EXERCISE BRIEF: Give a verbatim quotation of every record.

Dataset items
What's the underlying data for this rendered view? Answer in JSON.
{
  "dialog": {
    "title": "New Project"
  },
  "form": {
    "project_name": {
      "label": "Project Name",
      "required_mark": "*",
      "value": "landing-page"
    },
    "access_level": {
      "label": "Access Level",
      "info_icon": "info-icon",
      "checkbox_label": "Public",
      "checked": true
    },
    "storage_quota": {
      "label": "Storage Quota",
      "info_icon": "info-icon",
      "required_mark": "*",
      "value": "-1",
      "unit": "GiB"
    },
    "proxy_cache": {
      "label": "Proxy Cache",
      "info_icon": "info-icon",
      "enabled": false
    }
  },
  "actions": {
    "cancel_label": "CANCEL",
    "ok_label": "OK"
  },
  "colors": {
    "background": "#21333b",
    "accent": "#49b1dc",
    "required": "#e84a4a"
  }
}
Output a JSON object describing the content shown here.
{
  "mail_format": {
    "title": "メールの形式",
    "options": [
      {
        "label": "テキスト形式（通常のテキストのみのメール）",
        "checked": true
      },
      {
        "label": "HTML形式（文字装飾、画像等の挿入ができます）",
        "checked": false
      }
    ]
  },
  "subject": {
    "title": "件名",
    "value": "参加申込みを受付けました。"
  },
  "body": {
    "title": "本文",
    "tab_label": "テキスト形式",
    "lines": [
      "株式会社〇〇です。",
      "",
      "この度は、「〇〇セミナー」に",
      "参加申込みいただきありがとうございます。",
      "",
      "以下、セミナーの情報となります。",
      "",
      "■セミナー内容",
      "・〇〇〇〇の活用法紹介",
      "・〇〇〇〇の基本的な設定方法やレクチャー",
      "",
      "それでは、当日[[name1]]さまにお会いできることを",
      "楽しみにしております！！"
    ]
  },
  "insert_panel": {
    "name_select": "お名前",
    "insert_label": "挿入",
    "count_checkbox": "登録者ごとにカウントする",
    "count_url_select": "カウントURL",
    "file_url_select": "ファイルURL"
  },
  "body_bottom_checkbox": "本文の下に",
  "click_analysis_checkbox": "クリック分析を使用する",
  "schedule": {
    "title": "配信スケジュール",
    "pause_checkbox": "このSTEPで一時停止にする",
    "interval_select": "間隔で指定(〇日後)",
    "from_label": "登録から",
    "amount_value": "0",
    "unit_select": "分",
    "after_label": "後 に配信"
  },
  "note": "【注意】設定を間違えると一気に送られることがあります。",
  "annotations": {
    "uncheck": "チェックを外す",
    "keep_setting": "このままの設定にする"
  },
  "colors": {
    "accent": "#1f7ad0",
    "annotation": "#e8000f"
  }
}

REPLY TO THE EXERCISE:
What's the underlying data for this rendered view? Answer in JSON.
{
  "dialog": {
    "title": "New Project"
  },
  "form": {
    "project_name": {
      "label": "Project Name",
      "required_mark": "*",
      "value": "landing-page"
    },
    "access_level": {
      "label": "Access Level",
      "info_icon": "info-icon",
      "checkbox_label": "Public",
      "checked": true
    },
    "storage_quota": {
      "label": "Storage Quota",
      "info_icon": "info-icon",
      "required_mark": "*",
      "value": "-1",
      "unit": "GiB"
    },
    "proxy_cache": {
      "label": "Proxy Cache",
      "info_icon": "info-icon",
      "enabled": false
    }
  },
  "actions": {
    "cancel_label": "CANCEL",
    "ok_label": "OK"
  },
  "colors": {
    "background": "#21333b",
    "accent": "#49b1dc",
    "required": "#e84a4a"
  }
}
Output a JSON object describing the content shown here.
{
  "mail_format": {
    "title": "メールの形式",
    "options": [
      {
        "label": "テキスト形式（通常のテキストのみのメール）",
        "checked": true
      },
      {
        "label": "HTML形式（文字装飾、画像等の挿入ができます）",
        "checked": false
      }
    ]
  },
  "subject": {
    "title": "件名",
    "value": "参加申込みを受付けました。"
  },
  "body": {
    "title": "本文",
    "tab_label": "テキスト形式",
    "lines": [
      "株式会社〇〇です。",
      "",
      "この度は、「〇〇セミナー」に",
      "参加申込みいただきありがとうございます。",
      "",
      "以下、セミナーの情報となります。",
      "",
      "■セミナー内容",
      "・〇〇〇〇の活用法紹介",
      "・〇〇〇〇の基本的な設定方法やレクチャー",
      "",
      "それでは、当日[[name1]]さまにお会いできることを",
      "楽しみにしております！！"
    ]
  },
  "insert_panel": {
    "name_select": "お名前",
    "insert_label": "挿入",
    "count_checkbox": "登録者ごとにカウントする",
    "count_url_select": "カウントURL",
    "file_url_select": "ファイルURL"
  },
  "body_bottom_checkbox": "本文の下に",
  "click_analysis_checkbox": "クリック分析を使用する",
  "schedule": {
    "title": "配信スケジュール",
    "pause_checkbox": "このSTEPで一時停止にする",
    "interval_select": "間隔で指定(〇日後)",
    "from_label": "登録から",
    "amount_value": "0",
    "unit_select": "分",
    "after_label": "後 に配信"
  },
  "note": "【注意】設定を間違えると一気に送られることがあります。",
  "annotations": {
    "uncheck": "チェックを外す",
    "keep_setting": "このままの設定にする"
  },
  "colors": {
    "accent": "#1f7ad0",
    "annotation": "#e8000f"
  }
}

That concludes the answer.